### [YOUR OBJECTIVE]
Where does the string "name" appear in the records? Copy every line that contains it.

### [SUPPLIED INFORMATION]
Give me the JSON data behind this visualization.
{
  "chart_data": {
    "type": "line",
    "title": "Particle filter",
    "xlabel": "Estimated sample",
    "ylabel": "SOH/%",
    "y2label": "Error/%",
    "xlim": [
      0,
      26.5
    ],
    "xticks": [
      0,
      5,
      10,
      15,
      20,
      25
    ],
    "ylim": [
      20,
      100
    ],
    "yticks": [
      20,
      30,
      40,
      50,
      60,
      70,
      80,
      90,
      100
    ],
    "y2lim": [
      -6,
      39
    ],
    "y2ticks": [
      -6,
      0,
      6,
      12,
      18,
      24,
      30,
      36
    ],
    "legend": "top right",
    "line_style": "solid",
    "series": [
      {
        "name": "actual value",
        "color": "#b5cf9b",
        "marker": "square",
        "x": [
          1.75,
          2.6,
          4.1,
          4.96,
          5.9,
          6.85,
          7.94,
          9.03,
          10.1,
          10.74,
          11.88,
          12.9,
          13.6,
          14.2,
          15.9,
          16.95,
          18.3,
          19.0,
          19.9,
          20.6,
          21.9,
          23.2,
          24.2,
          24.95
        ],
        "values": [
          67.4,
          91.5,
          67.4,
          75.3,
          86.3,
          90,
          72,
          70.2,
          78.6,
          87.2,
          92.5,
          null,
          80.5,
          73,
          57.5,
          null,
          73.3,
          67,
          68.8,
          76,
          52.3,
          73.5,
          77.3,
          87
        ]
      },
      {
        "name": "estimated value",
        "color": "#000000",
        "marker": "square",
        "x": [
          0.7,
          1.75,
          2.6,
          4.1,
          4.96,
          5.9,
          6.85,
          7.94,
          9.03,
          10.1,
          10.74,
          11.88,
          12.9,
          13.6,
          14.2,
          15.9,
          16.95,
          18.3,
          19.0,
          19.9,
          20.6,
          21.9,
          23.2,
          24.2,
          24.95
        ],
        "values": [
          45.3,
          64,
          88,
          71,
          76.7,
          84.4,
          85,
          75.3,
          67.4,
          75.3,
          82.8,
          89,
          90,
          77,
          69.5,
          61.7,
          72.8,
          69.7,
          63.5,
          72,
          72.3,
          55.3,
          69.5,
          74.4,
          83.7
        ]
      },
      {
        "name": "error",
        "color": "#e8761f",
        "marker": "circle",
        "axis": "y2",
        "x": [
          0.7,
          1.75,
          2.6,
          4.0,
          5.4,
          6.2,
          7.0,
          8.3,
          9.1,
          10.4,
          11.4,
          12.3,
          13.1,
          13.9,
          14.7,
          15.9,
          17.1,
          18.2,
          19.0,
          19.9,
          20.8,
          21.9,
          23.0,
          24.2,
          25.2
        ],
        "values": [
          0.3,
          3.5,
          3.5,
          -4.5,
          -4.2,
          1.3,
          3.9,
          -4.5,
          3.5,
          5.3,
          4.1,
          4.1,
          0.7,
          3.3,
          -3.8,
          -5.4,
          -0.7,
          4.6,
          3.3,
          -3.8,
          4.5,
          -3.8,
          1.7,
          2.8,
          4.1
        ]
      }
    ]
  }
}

### [EXPECTED ANSWER]
        "name": "actual value",
        "name": "estimated value",
        "name": "error",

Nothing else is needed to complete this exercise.